[Collected data]
"""
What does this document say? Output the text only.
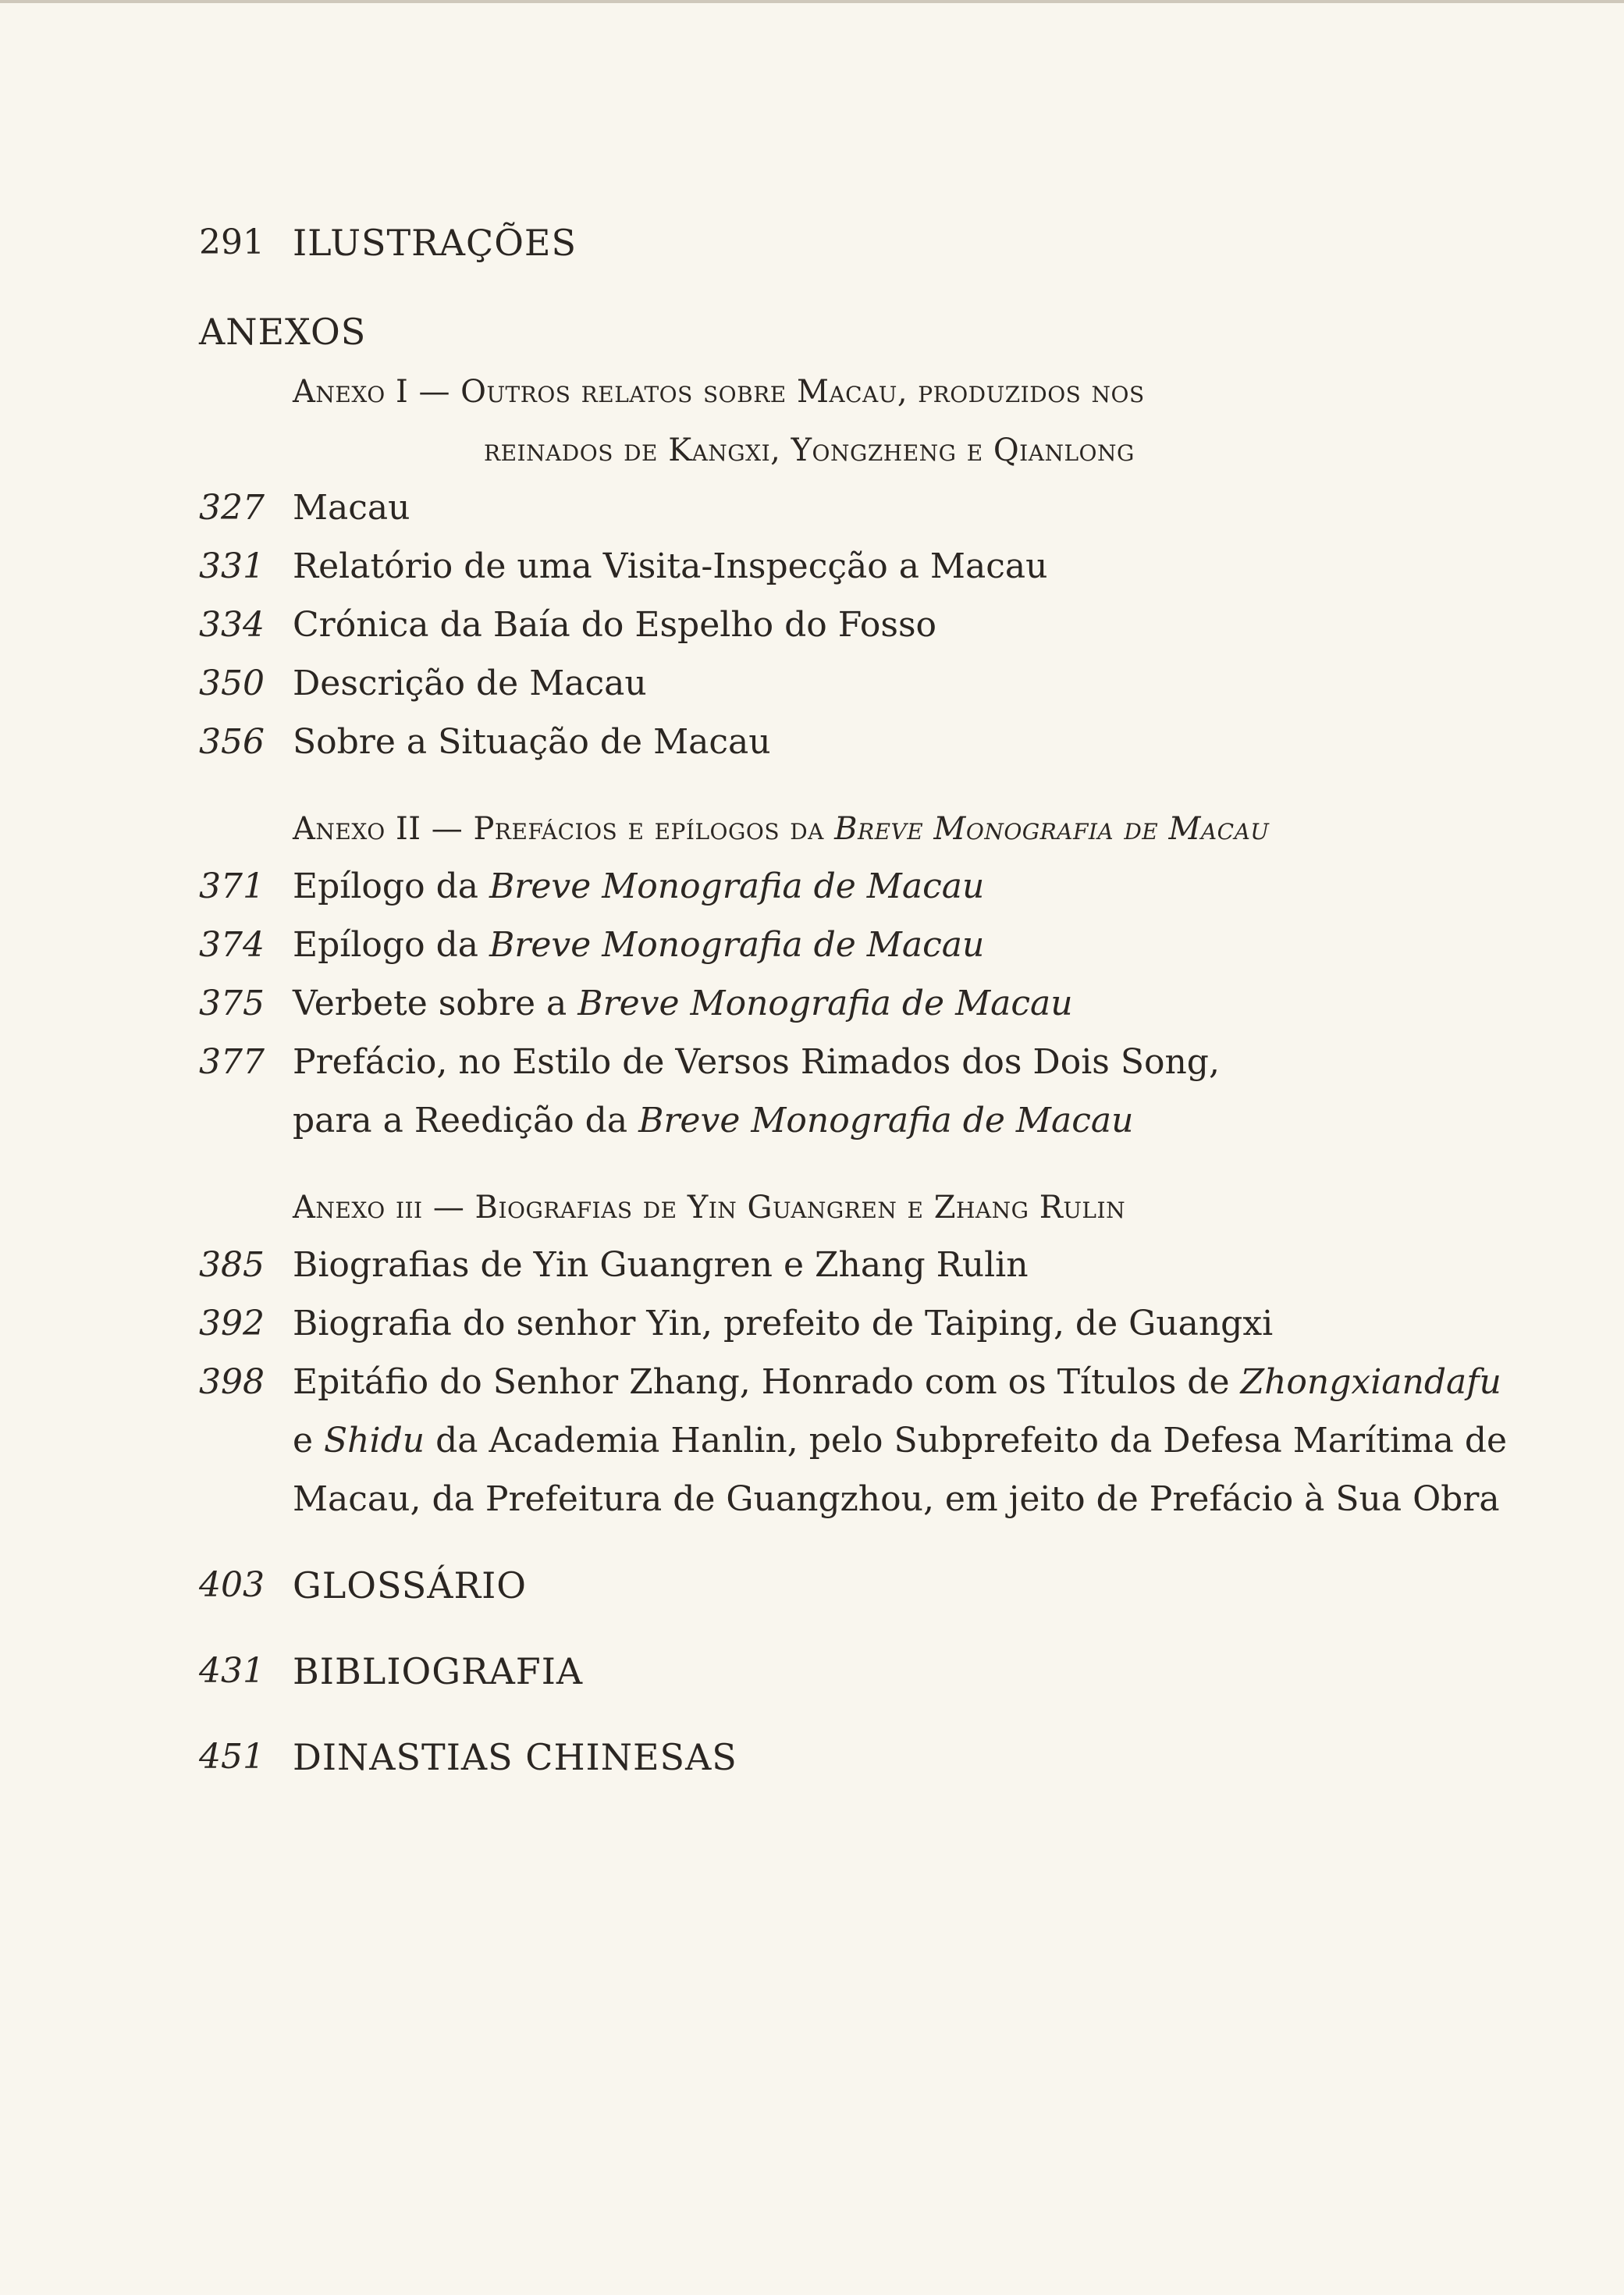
291 ILUSTRAÇÕES
ANEXOS
Anexo I — Outros relatos sobre Macau, produzidos nos
reinados de Kangxi, Yongzheng e Qianlong
327 Macau
331 Relatório de uma Visita-Inspecção a Macau
334 Crónica da Baía do Espelho do Fosso
350 Descrição de Macau
356 Sobre a Situação de Macau
Anexo II — Prefácios e epílogos da Breve Monografia de Macau
371 Epílogo da Breve Monografia de Macau
374 Epílogo da Breve Monografia de Macau
375 Verbete sobre a Breve Monografia de Macau
377 Prefácio, no Estilo de Versos Rimados dos Dois Song,
para a Reedição da Breve Monografia de Macau
Anexo iii — Biografias de Yin Guangren e Zhang Rulin
385 Biografias de Yin Guangren e Zhang Rulin
392 Biografia do senhor Yin, prefeito de Taiping, de Guangxi
398 Epitáfio do Senhor Zhang, Honrado com os Títulos de Zhongxiandafu
e Shidu da Academia Hanlin, pelo Subprefeito da Defesa Marítima de
Macau, da Prefeitura de Guangzhou, em jeito de Prefácio à Sua Obra
403 GLOSSÁRIO
431 BIBLIOGRAFIA
451 DINASTIAS CHINESAS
"""
**WORK REQUIRED**
Omit the pictures and output all of the other material exactly.

**THE RESULT**
What does this document say? Output the text only.
291 ILUSTRAÇÕES
ANEXOS
Anexo I — Outros relatos sobre Macau, produzidos nos
reinados de Kangxi, Yongzheng e Qianlong
327 Macau
331 Relatório de uma Visita-Inspecção a Macau
334 Crónica da Baía do Espelho do Fosso
350 Descrição de Macau
356 Sobre a Situação de Macau
Anexo II — Prefácios e epílogos da Breve Monografia de Macau
371 Epílogo da Breve Monografia de Macau
374 Epílogo da Breve Monografia de Macau
375 Verbete sobre a Breve Monografia de Macau
377 Prefácio, no Estilo de Versos Rimados dos Dois Song,
para a Reedição da Breve Monografia de Macau
Anexo iii — Biografias de Yin Guangren e Zhang Rulin
385 Biografias de Yin Guangren e Zhang Rulin
392 Biografia do senhor Yin, prefeito de Taiping, de Guangxi
398 Epitáfio do Senhor Zhang, Honrado com os Títulos de Zhongxiandafu
e Shidu da Academia Hanlin, pelo Subprefeito da Defesa Marítima de
Macau, da Prefeitura de Guangzhou, em jeito de Prefácio à Sua Obra
403 GLOSSÁRIO
431 BIBLIOGRAFIA
451 DINASTIAS CHINESAS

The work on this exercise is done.